__What you will do__: Copy the listing below in full and skip every picture.

Extracted records:
========
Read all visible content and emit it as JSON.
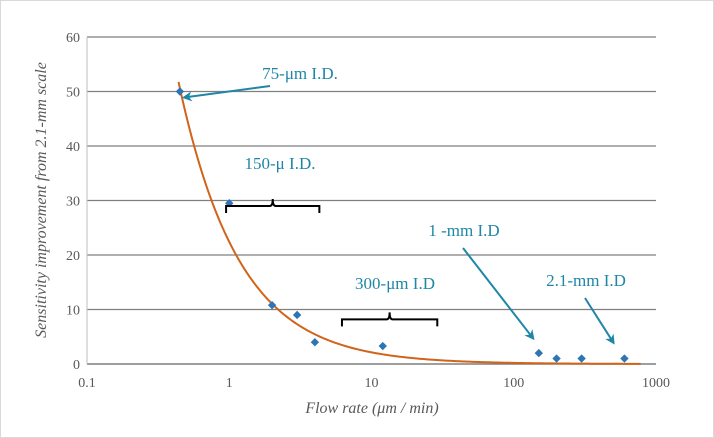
{
  "chart_data": {
    "type": "scatter",
    "xlabel": "Flow rate (μm / min)",
    "ylabel": "Sensitivity improvement from 2.1-mm scale",
    "xscale": "log",
    "xlim": [
      0.1,
      1000
    ],
    "ylim": [
      0,
      60
    ],
    "x_ticks": [
      "0.1",
      "1",
      "10",
      "100",
      "1000"
    ],
    "y_ticks": [
      "0",
      "10",
      "20",
      "30",
      "40",
      "50",
      "60"
    ],
    "grid": "horizontal",
    "points": [
      {
        "x": 0.45,
        "y": 50
      },
      {
        "x": 1.0,
        "y": 29.5
      },
      {
        "x": 2.0,
        "y": 10.8
      },
      {
        "x": 3.0,
        "y": 9
      },
      {
        "x": 4.0,
        "y": 4
      },
      {
        "x": 12,
        "y": 3.3
      },
      {
        "x": 150,
        "y": 2
      },
      {
        "x": 200,
        "y": 1
      },
      {
        "x": 300,
        "y": 1
      },
      {
        "x": 600,
        "y": 1
      }
    ],
    "trendline": {
      "type": "power",
      "a": 22.4,
      "b": -1.02,
      "x_range": [
        0.44,
        780
      ]
    },
    "colors": {
      "points": "#2e75b6",
      "trendline": "#d0641a",
      "annotations": "#1f86a6",
      "grid": "#7f7f7f"
    },
    "annotations": [
      {
        "label": "75-μm I.D.",
        "target_x": 0.45,
        "target_y": 50
      },
      {
        "label": "150-μ I.D.",
        "bracket_x": [
          0.95,
          4.3
        ],
        "bracket_y": 31
      },
      {
        "label": "300-μm I.D",
        "bracket_x": [
          6.2,
          29
        ],
        "bracket_y": 8
      },
      {
        "label": "1 -mm I.D",
        "target_x": 135,
        "target_y": 4.3
      },
      {
        "label": "2.1-mm I.D",
        "target_x": 520,
        "target_y": 3.5
      }
    ]
  }
}
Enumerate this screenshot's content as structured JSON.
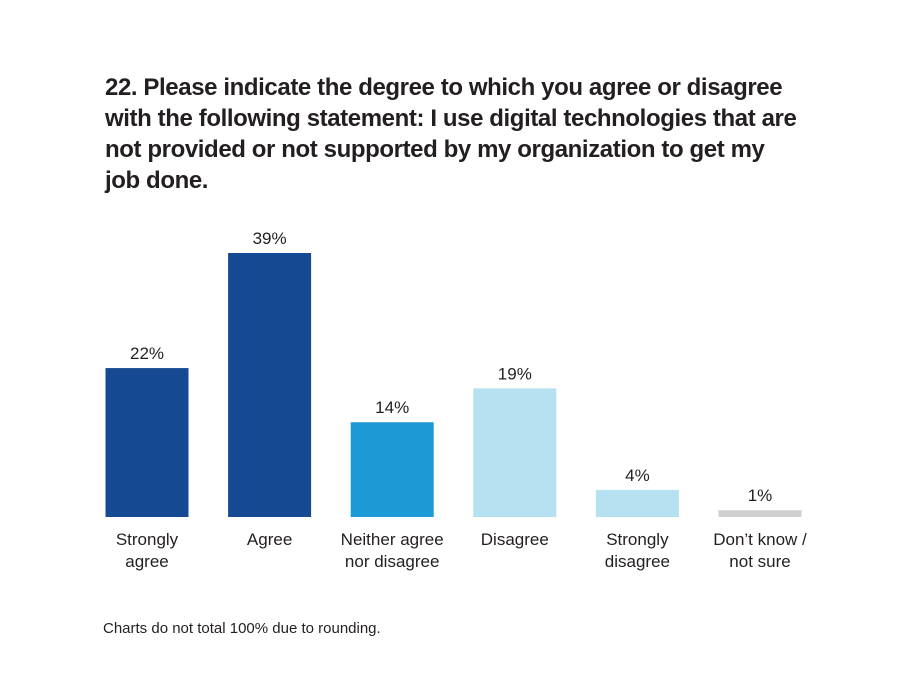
{
  "chart_data": {
    "type": "bar",
    "title": "22. Please indicate the degree to which you agree or disagree with the following statement: I use digital technologies that are not provided or not supported by my organization to get my job done.",
    "categories": [
      "Strongly agree",
      "Agree",
      "Neither agree nor disagree",
      "Disagree",
      "Strongly disagree",
      "Don’t know / not sure"
    ],
    "values": [
      22,
      39,
      14,
      19,
      4,
      1
    ],
    "value_labels": [
      "22%",
      "39%",
      "14%",
      "19%",
      "4%",
      "1%"
    ],
    "colors": [
      "#154a92",
      "#154a92",
      "#1b9ad6",
      "#b5e1f1",
      "#b5e1f1",
      "#cfcfcf"
    ],
    "note": "Charts do not total 100% due to rounding."
  }
}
========
__Task output__:
Read all visible content and emit it as JSON.
{
  "chart_data": {
    "type": "scatter",
    "xlabel": "Flow rate (μm / min)",
    "ylabel": "Sensitivity improvement from 2.1-mm scale",
    "xscale": "log",
    "xlim": [
      0.1,
      1000
    ],
    "ylim": [
      0,
      60
    ],
    "x_ticks": [
      "0.1",
      "1",
      "10",
      "100",
      "1000"
    ],
    "y_ticks": [
      "0",
      "10",
      "20",
      "30",
      "40",
      "50",
      "60"
    ],
    "grid": "horizontal",
    "points": [
      {
        "x": 0.45,
        "y": 50
      },
      {
        "x": 1.0,
        "y": 29.5
      },
      {
        "x": 2.0,
        "y": 10.8
      },
      {
        "x": 3.0,
        "y": 9
      },
      {
        "x": 4.0,
        "y": 4
      },
      {
        "x": 12,
        "y": 3.3
      },
      {
        "x": 150,
        "y": 2
      },
      {
        "x": 200,
        "y": 1
      },
      {
        "x": 300,
        "y": 1
      },
      {
        "x": 600,
        "y": 1
      }
    ],
    "trendline": {
      "type": "power",
      "a": 22.4,
      "b": -1.02,
      "x_range": [
        0.44,
        780
      ]
    },
    "colors": {
      "points": "#2e75b6",
      "trendline": "#d0641a",
      "annotations": "#1f86a6",
      "grid": "#7f7f7f"
    },
    "annotations": [
      {
        "label": "75-μm I.D.",
        "target_x": 0.45,
        "target_y": 50
      },
      {
        "label": "150-μ I.D.",
        "bracket_x": [
          0.95,
          4.3
        ],
        "bracket_y": 31
      },
      {
        "label": "300-μm I.D",
        "bracket_x": [
          6.2,
          29
        ],
        "bracket_y": 8
      },
      {
        "label": "1 -mm I.D",
        "target_x": 135,
        "target_y": 4.3
      },
      {
        "label": "2.1-mm I.D",
        "target_x": 520,
        "target_y": 3.5
      }
    ]
  }
}
Enumerate this screenshot's content as structured JSON.
{
  "chart_data": {
    "type": "bar",
    "title": "22. Please indicate the degree to which you agree or disagree with the following statement: I use digital technologies that are not provided or not supported by my organization to get my job done.",
    "categories": [
      "Strongly agree",
      "Agree",
      "Neither agree nor disagree",
      "Disagree",
      "Strongly disagree",
      "Don’t know / not sure"
    ],
    "values": [
      22,
      39,
      14,
      19,
      4,
      1
    ],
    "value_labels": [
      "22%",
      "39%",
      "14%",
      "19%",
      "4%",
      "1%"
    ],
    "colors": [
      "#154a92",
      "#154a92",
      "#1b9ad6",
      "#b5e1f1",
      "#b5e1f1",
      "#cfcfcf"
    ],
    "note": "Charts do not total 100% due to rounding."
  }
}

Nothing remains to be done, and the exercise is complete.